Look through the data below. Show each line where the string "Visina" occurs.
——————
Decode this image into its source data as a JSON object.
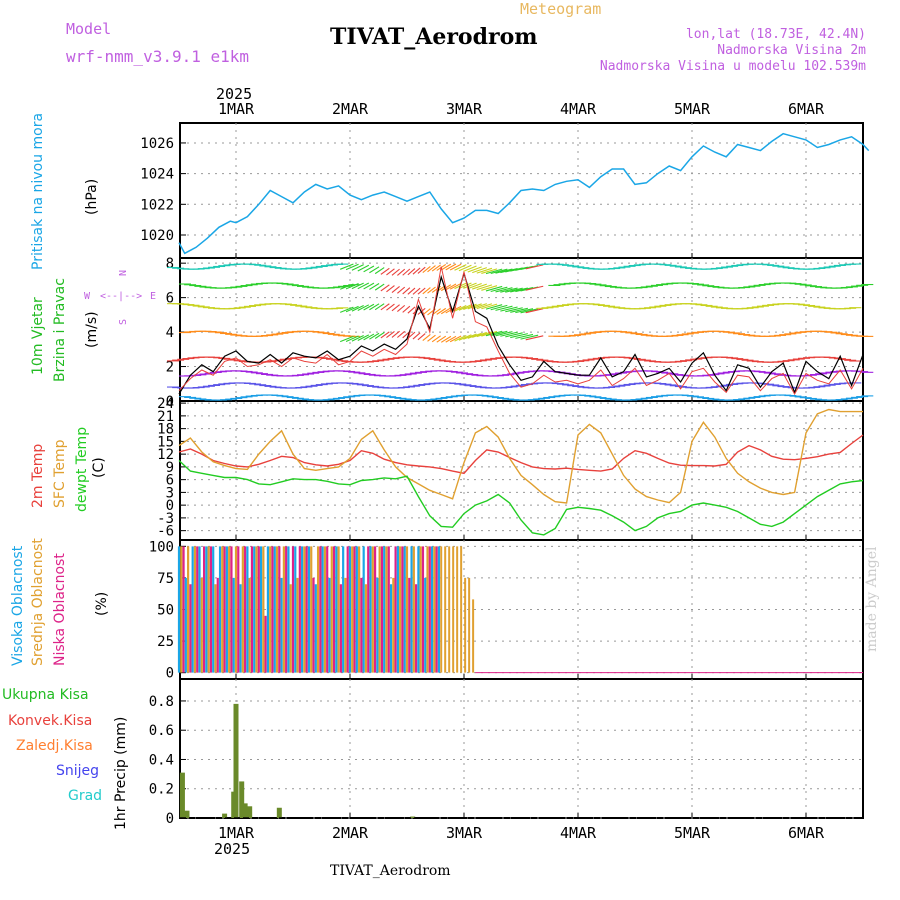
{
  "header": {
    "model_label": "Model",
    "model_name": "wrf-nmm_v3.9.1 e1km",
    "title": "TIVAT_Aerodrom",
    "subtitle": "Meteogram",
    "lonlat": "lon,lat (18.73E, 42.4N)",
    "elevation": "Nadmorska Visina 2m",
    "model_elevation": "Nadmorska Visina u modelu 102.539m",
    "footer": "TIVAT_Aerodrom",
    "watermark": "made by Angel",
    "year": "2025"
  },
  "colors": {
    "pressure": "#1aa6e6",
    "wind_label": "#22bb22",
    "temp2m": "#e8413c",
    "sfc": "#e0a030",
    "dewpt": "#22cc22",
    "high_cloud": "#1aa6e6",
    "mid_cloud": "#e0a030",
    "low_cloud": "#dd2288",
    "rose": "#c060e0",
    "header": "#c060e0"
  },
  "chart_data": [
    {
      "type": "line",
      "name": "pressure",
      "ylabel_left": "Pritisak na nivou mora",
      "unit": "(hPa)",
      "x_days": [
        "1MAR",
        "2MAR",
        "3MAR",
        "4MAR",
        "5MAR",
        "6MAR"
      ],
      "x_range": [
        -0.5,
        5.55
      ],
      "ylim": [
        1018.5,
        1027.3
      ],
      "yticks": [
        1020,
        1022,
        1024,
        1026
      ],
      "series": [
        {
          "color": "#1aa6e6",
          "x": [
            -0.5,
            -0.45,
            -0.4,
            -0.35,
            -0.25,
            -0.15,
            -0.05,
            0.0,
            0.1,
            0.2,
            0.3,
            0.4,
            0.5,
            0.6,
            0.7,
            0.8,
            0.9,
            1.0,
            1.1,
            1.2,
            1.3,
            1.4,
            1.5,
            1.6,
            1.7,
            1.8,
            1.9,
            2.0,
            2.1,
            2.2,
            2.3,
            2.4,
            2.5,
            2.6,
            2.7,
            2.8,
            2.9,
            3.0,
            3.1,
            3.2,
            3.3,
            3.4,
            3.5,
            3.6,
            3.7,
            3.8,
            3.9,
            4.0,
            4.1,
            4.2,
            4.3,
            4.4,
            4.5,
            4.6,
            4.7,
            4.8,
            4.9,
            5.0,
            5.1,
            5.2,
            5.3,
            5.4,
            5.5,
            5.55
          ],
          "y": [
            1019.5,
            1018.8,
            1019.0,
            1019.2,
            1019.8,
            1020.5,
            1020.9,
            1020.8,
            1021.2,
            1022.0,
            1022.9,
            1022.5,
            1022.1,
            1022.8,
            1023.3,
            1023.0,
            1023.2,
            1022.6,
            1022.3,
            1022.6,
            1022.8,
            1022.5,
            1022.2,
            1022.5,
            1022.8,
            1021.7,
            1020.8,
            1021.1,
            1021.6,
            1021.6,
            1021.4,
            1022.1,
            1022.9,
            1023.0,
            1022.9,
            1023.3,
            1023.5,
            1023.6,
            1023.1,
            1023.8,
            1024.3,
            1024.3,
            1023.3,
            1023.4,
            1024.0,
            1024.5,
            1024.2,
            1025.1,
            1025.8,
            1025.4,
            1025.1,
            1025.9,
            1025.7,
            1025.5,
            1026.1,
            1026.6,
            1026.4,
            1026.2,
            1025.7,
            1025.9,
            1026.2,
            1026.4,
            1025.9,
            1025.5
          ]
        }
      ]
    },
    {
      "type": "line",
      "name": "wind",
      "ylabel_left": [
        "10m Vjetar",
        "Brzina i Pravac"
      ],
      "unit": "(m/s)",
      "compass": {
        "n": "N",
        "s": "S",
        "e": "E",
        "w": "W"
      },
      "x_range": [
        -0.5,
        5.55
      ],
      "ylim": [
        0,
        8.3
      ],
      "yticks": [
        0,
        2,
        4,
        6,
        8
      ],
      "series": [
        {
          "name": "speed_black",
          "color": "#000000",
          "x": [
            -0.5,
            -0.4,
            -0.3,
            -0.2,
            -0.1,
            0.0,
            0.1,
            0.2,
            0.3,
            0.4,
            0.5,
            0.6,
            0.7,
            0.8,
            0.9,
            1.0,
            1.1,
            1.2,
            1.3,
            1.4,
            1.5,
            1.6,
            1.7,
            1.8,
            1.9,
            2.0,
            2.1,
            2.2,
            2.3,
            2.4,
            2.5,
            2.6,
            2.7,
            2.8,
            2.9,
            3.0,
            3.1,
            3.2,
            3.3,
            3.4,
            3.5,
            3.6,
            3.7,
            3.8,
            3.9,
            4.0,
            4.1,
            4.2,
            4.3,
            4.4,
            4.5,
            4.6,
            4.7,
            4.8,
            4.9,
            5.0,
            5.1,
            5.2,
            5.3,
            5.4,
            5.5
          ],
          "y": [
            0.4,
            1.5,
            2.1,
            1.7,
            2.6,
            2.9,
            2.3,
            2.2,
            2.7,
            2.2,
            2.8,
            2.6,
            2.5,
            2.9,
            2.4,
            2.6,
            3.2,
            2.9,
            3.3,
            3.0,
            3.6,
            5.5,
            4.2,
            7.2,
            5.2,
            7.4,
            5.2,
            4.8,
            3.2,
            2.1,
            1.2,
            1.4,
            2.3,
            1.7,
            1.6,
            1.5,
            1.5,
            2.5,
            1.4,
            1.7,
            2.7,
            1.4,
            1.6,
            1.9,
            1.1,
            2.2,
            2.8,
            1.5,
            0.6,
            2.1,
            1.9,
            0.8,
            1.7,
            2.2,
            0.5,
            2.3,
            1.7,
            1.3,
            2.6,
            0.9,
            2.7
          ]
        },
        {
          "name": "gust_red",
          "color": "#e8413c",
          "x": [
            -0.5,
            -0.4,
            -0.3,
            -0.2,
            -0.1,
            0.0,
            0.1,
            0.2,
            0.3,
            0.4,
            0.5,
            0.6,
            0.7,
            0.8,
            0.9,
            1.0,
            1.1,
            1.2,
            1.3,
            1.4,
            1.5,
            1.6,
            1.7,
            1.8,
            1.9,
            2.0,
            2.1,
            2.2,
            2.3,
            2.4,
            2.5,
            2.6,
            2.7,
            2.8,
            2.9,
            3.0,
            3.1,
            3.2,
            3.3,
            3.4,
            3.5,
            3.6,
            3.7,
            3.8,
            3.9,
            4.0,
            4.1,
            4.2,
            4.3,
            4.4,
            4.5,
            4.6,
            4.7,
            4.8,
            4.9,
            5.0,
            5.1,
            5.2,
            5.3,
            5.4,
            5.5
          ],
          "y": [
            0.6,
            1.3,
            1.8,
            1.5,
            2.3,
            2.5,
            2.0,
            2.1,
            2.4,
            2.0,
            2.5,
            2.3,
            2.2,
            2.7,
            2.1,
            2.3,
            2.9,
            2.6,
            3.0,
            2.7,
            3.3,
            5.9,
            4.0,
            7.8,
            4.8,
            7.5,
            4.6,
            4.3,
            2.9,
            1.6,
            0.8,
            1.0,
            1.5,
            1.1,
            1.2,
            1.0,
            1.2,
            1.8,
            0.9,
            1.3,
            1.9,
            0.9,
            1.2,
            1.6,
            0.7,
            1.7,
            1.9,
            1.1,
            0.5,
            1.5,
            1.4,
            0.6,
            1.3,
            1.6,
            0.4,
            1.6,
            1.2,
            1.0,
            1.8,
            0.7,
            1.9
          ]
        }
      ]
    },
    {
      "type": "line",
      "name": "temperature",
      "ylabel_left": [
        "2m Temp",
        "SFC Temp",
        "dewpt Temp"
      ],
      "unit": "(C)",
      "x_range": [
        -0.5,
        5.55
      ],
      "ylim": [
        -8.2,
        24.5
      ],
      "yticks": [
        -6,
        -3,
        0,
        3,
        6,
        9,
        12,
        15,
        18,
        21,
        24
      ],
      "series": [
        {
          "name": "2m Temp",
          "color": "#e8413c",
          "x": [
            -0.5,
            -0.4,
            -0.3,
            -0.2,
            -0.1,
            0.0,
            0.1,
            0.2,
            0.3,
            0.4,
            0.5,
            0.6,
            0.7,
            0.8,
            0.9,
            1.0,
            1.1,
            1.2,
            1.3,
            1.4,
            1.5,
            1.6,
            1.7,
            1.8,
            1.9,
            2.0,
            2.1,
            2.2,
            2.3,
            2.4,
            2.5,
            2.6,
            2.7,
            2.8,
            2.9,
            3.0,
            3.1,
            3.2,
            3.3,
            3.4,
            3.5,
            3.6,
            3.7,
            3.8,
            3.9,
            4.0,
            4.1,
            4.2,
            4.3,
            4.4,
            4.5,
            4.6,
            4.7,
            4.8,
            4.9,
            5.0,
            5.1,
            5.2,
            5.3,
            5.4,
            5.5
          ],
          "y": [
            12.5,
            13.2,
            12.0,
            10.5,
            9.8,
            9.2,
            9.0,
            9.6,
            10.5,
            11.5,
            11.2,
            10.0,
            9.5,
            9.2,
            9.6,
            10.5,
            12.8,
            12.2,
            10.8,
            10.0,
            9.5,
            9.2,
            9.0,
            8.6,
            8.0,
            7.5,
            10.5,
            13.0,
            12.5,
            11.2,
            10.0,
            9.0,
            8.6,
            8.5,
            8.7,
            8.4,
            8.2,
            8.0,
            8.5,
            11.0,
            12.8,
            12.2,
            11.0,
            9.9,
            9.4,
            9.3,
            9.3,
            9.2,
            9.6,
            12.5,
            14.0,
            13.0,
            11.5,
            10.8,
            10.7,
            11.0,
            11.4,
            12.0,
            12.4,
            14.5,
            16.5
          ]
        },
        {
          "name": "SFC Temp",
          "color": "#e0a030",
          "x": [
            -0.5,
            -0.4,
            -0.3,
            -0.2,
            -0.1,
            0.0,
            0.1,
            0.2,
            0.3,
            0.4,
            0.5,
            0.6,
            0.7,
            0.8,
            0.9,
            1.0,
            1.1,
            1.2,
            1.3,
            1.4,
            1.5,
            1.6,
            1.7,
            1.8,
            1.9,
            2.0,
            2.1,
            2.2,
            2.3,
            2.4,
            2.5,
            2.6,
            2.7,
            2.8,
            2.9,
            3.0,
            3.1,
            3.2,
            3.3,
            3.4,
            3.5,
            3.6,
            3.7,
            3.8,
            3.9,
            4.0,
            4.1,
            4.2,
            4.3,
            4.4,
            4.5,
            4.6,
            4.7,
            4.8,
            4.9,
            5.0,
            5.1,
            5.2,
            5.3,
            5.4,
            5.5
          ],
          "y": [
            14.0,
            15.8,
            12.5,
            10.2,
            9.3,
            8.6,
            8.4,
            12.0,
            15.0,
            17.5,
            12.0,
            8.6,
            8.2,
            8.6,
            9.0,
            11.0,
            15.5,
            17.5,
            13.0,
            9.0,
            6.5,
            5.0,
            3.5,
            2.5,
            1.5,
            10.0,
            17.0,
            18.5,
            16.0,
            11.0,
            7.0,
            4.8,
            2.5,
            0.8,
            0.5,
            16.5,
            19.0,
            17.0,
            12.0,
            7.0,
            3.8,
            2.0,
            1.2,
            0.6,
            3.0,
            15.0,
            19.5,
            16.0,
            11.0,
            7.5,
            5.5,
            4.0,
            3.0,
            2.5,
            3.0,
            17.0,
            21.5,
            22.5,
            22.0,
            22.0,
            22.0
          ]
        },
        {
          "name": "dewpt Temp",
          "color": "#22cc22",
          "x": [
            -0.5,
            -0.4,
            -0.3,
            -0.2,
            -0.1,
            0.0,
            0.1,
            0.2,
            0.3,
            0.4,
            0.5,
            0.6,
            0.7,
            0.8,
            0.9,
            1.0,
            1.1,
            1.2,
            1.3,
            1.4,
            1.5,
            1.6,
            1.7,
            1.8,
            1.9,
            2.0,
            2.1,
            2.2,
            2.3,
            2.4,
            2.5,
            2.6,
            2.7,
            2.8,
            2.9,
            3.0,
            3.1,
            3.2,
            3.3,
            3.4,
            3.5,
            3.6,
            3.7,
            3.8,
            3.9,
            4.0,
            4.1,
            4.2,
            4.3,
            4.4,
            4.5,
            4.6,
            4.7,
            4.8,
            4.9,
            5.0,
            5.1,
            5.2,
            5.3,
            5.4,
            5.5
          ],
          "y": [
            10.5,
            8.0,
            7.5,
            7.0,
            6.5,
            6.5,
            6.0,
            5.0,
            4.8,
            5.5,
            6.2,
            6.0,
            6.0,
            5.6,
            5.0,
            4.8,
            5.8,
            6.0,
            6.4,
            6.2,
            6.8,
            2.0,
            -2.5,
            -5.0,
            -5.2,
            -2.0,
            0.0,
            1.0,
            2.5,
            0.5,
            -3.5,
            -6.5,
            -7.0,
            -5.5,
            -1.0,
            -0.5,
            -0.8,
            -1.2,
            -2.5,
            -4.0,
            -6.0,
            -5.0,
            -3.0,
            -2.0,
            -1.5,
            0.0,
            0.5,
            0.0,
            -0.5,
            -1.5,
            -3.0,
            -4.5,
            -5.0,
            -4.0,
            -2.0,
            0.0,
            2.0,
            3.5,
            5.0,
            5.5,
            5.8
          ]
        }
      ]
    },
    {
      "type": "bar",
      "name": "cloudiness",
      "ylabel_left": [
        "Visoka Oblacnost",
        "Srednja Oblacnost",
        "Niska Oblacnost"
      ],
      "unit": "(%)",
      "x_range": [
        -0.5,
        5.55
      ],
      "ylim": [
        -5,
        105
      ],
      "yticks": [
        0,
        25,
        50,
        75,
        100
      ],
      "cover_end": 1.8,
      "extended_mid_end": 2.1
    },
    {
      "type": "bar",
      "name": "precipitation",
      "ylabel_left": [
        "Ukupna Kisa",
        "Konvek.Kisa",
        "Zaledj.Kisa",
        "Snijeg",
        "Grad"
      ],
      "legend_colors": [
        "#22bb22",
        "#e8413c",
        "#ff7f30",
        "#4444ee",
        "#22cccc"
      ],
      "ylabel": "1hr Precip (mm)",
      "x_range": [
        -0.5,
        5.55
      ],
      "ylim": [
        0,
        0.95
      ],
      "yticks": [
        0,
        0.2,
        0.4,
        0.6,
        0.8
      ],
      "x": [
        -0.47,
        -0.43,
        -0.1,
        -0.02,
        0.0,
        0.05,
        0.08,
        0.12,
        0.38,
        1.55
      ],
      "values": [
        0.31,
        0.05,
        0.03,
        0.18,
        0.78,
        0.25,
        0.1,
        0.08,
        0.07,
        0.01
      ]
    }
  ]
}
——————
## Result of this exercise
    "elevation": "Nadmorska Visina 2m",
    "model_elevation": "Nadmorska Visina u modelu 102.539m",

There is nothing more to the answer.